● OBJECTIVE
Locate each line below that includes "JSON" and reproduce it.

● EXTRACTED DATA
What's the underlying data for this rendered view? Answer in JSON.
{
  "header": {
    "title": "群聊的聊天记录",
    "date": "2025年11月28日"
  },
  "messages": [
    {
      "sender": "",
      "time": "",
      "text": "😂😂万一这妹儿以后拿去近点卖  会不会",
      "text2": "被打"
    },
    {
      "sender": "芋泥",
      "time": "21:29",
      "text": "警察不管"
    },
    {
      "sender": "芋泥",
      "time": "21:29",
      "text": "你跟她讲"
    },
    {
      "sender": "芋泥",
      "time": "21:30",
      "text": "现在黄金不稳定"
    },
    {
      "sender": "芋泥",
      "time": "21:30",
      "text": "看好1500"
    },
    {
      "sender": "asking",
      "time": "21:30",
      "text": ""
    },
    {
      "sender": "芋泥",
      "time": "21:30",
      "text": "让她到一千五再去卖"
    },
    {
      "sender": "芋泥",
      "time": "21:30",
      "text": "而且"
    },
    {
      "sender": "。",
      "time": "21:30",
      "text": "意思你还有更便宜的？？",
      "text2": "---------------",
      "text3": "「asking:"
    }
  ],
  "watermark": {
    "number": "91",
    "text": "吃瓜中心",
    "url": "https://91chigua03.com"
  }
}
---
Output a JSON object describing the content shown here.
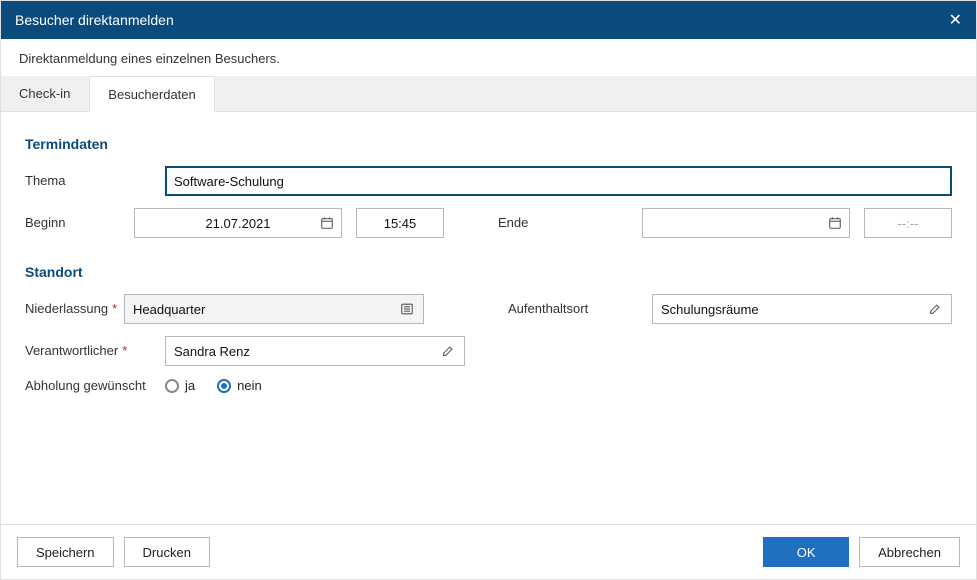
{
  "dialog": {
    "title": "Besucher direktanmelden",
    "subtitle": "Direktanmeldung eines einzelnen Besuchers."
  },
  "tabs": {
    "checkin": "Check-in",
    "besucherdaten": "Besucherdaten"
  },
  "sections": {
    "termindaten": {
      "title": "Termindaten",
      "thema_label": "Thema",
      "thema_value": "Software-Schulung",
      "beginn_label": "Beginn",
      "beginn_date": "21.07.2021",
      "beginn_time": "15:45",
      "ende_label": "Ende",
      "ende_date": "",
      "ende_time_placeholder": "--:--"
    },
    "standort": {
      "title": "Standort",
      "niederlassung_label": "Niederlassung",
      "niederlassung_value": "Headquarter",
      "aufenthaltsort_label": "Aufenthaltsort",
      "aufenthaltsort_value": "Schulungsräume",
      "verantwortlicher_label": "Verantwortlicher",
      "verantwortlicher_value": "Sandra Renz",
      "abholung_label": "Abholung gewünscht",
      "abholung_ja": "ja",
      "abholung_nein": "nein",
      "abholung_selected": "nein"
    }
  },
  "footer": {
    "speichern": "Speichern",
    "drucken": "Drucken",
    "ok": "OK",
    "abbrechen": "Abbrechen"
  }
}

● SOLUTION TO THIS EXERCISE
What's the underlying data for this rendered view? Answer in JSON.
Output a JSON object describing the content shown here.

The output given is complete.